→ **Task to complete**
Extract every line below, verbatim.

[Records from a dataset]
::::

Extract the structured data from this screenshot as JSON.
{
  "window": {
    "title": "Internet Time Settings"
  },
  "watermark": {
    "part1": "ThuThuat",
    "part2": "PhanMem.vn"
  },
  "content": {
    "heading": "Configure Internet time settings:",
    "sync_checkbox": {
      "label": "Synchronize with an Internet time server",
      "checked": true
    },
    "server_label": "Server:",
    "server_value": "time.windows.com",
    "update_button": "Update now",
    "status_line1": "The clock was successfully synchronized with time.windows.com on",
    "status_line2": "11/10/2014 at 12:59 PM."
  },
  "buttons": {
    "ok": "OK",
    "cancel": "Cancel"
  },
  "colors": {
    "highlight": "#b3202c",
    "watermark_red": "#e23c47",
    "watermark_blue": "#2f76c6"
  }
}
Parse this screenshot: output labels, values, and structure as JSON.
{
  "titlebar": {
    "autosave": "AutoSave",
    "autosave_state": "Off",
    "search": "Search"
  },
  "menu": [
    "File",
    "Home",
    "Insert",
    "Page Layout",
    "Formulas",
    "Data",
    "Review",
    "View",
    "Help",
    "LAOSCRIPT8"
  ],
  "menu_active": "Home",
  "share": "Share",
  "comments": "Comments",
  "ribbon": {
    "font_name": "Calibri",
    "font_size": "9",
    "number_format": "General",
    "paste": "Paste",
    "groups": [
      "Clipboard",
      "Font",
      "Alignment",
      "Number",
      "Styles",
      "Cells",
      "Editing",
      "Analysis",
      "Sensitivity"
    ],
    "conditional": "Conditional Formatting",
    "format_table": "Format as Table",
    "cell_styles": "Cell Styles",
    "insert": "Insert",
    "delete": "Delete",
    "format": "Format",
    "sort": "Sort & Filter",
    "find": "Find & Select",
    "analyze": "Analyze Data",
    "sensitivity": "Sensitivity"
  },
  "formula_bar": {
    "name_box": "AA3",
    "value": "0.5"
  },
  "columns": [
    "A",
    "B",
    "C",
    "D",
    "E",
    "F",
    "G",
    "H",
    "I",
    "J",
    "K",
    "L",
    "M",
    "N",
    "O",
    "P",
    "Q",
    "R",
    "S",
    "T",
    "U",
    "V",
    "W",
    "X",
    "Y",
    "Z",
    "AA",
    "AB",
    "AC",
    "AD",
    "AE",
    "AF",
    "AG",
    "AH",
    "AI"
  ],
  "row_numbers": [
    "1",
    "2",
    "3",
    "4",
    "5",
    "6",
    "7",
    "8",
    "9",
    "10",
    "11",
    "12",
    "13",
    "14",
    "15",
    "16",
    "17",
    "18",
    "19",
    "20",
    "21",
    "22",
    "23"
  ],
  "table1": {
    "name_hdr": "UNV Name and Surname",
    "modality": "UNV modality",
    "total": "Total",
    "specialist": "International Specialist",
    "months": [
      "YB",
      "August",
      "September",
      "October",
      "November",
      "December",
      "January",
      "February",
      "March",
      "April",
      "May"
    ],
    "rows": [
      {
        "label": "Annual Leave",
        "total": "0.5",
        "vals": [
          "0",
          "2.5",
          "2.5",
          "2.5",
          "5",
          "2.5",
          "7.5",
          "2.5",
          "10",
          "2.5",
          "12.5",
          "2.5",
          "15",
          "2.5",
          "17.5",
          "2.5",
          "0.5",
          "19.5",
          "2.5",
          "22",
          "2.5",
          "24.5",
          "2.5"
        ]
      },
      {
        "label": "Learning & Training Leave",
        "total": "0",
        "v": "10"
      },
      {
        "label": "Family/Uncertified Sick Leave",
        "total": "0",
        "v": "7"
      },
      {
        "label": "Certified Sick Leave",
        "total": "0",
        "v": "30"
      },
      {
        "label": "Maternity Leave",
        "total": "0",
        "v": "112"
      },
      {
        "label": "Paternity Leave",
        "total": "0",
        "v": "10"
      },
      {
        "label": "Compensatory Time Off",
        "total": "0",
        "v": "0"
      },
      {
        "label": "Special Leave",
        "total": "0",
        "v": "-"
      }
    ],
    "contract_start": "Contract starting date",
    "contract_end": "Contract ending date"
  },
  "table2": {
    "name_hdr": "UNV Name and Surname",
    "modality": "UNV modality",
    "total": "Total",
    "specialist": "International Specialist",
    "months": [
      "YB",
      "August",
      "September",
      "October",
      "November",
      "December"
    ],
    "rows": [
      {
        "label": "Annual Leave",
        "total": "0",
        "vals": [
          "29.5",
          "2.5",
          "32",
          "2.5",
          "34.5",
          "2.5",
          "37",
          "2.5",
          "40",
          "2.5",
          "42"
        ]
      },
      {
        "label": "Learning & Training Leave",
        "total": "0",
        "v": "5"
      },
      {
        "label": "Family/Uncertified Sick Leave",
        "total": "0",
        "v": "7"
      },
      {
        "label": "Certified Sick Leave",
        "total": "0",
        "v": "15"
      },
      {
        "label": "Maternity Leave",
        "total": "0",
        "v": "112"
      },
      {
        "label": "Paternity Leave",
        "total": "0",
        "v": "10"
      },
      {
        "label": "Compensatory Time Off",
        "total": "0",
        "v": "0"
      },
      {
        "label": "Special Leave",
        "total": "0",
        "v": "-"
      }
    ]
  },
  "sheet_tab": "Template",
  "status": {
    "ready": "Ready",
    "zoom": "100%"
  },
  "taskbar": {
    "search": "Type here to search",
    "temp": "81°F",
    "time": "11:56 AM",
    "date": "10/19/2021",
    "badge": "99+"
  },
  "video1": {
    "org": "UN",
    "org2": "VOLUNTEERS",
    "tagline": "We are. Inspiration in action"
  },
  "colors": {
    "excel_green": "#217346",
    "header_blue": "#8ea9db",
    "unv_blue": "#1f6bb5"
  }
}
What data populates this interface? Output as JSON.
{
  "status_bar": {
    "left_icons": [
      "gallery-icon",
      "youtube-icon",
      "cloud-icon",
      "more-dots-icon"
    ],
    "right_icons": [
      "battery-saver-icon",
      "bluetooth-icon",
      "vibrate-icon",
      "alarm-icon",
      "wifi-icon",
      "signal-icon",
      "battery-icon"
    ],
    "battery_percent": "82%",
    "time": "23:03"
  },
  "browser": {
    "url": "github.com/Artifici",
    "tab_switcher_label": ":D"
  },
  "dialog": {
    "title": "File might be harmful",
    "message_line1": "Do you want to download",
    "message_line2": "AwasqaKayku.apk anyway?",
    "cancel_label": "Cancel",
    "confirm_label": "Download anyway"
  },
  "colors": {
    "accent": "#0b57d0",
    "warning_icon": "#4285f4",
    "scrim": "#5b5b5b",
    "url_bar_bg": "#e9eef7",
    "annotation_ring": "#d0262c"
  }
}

::::

→ **Complete response**
Extract the structured data from this screenshot as JSON.
{
  "window": {
    "title": "Internet Time Settings"
  },
  "watermark": {
    "part1": "ThuThuat",
    "part2": "PhanMem.vn"
  },
  "content": {
    "heading": "Configure Internet time settings:",
    "sync_checkbox": {
      "label": "Synchronize with an Internet time server",
      "checked": true
    },
    "server_label": "Server:",
    "server_value": "time.windows.com",
    "update_button": "Update now",
    "status_line1": "The clock was successfully synchronized with time.windows.com on",
    "status_line2": "11/10/2014 at 12:59 PM."
  },
  "buttons": {
    "ok": "OK",
    "cancel": "Cancel"
  },
  "colors": {
    "highlight": "#b3202c",
    "watermark_red": "#e23c47",
    "watermark_blue": "#2f76c6"
  }
}
Parse this screenshot: output labels, values, and structure as JSON.
{
  "titlebar": {
    "autosave": "AutoSave",
    "autosave_state": "Off",
    "search": "Search"
  },
  "menu": [
    "File",
    "Home",
    "Insert",
    "Page Layout",
    "Formulas",
    "Data",
    "Review",
    "View",
    "Help",
    "LAOSCRIPT8"
  ],
  "menu_active": "Home",
  "share": "Share",
  "comments": "Comments",
  "ribbon": {
    "font_name": "Calibri",
    "font_size": "9",
    "number_format": "General",
    "paste": "Paste",
    "groups": [
      "Clipboard",
      "Font",
      "Alignment",
      "Number",
      "Styles",
      "Cells",
      "Editing",
      "Analysis",
      "Sensitivity"
    ],
    "conditional": "Conditional Formatting",
    "format_table": "Format as Table",
    "cell_styles": "Cell Styles",
    "insert": "Insert",
    "delete": "Delete",
    "format": "Format",
    "sort": "Sort & Filter",
    "find": "Find & Select",
    "analyze": "Analyze Data",
    "sensitivity": "Sensitivity"
  },
  "formula_bar": {
    "name_box": "AA3",
    "value": "0.5"
  },
  "columns": [
    "A",
    "B",
    "C",
    "D",
    "E",
    "F",
    "G",
    "H",
    "I",
    "J",
    "K",
    "L",
    "M",
    "N",
    "O",
    "P",
    "Q",
    "R",
    "S",
    "T",
    "U",
    "V",
    "W",
    "X",
    "Y",
    "Z",
    "AA",
    "AB",
    "AC",
    "AD",
    "AE",
    "AF",
    "AG",
    "AH",
    "AI"
  ],
  "row_numbers": [
    "1",
    "2",
    "3",
    "4",
    "5",
    "6",
    "7",
    "8",
    "9",
    "10",
    "11",
    "12",
    "13",
    "14",
    "15",
    "16",
    "17",
    "18",
    "19",
    "20",
    "21",
    "22",
    "23"
  ],
  "table1": {
    "name_hdr": "UNV Name and Surname",
    "modality": "UNV modality",
    "total": "Total",
    "specialist": "International Specialist",
    "months": [
      "YB",
      "August",
      "September",
      "October",
      "November",
      "December",
      "January",
      "February",
      "March",
      "April",
      "May"
    ],
    "rows": [
      {
        "label": "Annual Leave",
        "total": "0.5",
        "vals": [
          "0",
          "2.5",
          "2.5",
          "2.5",
          "5",
          "2.5",
          "7.5",
          "2.5",
          "10",
          "2.5",
          "12.5",
          "2.5",
          "15",
          "2.5",
          "17.5",
          "2.5",
          "0.5",
          "19.5",
          "2.5",
          "22",
          "2.5",
          "24.5",
          "2.5"
        ]
      },
      {
        "label": "Learning & Training Leave",
        "total": "0",
        "v": "10"
      },
      {
        "label": "Family/Uncertified Sick Leave",
        "total": "0",
        "v": "7"
      },
      {
        "label": "Certified Sick Leave",
        "total": "0",
        "v": "30"
      },
      {
        "label": "Maternity Leave",
        "total": "0",
        "v": "112"
      },
      {
        "label": "Paternity Leave",
        "total": "0",
        "v": "10"
      },
      {
        "label": "Compensatory Time Off",
        "total": "0",
        "v": "0"
      },
      {
        "label": "Special Leave",
        "total": "0",
        "v": "-"
      }
    ],
    "contract_start": "Contract starting date",
    "contract_end": "Contract ending date"
  },
  "table2": {
    "name_hdr": "UNV Name and Surname",
    "modality": "UNV modality",
    "total": "Total",
    "specialist": "International Specialist",
    "months": [
      "YB",
      "August",
      "September",
      "October",
      "November",
      "December"
    ],
    "rows": [
      {
        "label": "Annual Leave",
        "total": "0",
        "vals": [
          "29.5",
          "2.5",
          "32",
          "2.5",
          "34.5",
          "2.5",
          "37",
          "2.5",
          "40",
          "2.5",
          "42"
        ]
      },
      {
        "label": "Learning & Training Leave",
        "total": "0",
        "v": "5"
      },
      {
        "label": "Family/Uncertified Sick Leave",
        "total": "0",
        "v": "7"
      },
      {
        "label": "Certified Sick Leave",
        "total": "0",
        "v": "15"
      },
      {
        "label": "Maternity Leave",
        "total": "0",
        "v": "112"
      },
      {
        "label": "Paternity Leave",
        "total": "0",
        "v": "10"
      },
      {
        "label": "Compensatory Time Off",
        "total": "0",
        "v": "0"
      },
      {
        "label": "Special Leave",
        "total": "0",
        "v": "-"
      }
    ]
  },
  "sheet_tab": "Template",
  "status": {
    "ready": "Ready",
    "zoom": "100%"
  },
  "taskbar": {
    "search": "Type here to search",
    "temp": "81°F",
    "time": "11:56 AM",
    "date": "10/19/2021",
    "badge": "99+"
  },
  "video1": {
    "org": "UN",
    "org2": "VOLUNTEERS",
    "tagline": "We are. Inspiration in action"
  },
  "colors": {
    "excel_green": "#217346",
    "header_blue": "#8ea9db",
    "unv_blue": "#1f6bb5"
  }
}
What data populates this interface? Output as JSON.
{
  "status_bar": {
    "left_icons": [
      "gallery-icon",
      "youtube-icon",
      "cloud-icon",
      "more-dots-icon"
    ],
    "right_icons": [
      "battery-saver-icon",
      "bluetooth-icon",
      "vibrate-icon",
      "alarm-icon",
      "wifi-icon",
      "signal-icon",
      "battery-icon"
    ],
    "battery_percent": "82%",
    "time": "23:03"
  },
  "browser": {
    "url": "github.com/Artifici",
    "tab_switcher_label": ":D"
  },
  "dialog": {
    "title": "File might be harmful",
    "message_line1": "Do you want to download",
    "message_line2": "AwasqaKayku.apk anyway?",
    "cancel_label": "Cancel",
    "confirm_label": "Download anyway"
  },
  "colors": {
    "accent": "#0b57d0",
    "warning_icon": "#4285f4",
    "scrim": "#5b5b5b",
    "url_bar_bg": "#e9eef7",
    "annotation_ring": "#d0262c"
  }
}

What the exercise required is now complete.